=== Data for the task ===

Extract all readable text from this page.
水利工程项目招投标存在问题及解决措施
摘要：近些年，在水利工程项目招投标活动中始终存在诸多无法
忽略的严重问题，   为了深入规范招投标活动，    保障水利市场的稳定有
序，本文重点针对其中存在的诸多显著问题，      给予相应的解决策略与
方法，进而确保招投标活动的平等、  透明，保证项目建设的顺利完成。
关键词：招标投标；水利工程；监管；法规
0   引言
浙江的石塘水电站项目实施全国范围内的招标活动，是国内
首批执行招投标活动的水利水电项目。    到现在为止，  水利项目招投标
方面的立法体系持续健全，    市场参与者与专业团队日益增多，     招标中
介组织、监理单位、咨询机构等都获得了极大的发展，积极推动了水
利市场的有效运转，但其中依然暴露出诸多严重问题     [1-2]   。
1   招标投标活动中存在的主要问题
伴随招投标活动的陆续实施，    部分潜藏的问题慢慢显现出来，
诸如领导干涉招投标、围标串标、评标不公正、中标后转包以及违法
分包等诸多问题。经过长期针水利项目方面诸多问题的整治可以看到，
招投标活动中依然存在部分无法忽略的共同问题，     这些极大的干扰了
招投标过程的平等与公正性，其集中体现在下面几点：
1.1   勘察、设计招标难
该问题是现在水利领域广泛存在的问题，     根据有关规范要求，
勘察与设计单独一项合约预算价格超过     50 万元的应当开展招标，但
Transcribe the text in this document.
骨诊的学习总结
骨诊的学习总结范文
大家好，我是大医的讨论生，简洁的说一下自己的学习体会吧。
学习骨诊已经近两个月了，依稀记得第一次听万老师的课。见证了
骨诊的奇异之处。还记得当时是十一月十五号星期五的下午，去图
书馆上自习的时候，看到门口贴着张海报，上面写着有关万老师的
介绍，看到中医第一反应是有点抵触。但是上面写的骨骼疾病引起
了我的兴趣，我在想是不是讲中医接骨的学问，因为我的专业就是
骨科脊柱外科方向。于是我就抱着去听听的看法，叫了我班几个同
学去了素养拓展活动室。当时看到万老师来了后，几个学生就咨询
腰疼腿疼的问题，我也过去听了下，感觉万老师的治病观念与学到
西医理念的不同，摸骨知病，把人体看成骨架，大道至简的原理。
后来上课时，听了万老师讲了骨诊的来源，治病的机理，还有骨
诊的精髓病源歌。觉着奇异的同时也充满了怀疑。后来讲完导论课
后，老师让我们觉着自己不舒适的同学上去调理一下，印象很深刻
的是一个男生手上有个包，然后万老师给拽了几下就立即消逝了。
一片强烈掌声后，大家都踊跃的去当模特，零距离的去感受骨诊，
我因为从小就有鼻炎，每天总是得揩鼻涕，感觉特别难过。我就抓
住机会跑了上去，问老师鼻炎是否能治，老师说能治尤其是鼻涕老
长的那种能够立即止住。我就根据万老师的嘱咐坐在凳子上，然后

=== Task directions ===
Count every line in the listing above that holds "this", then report only the count.

=== The result ===
2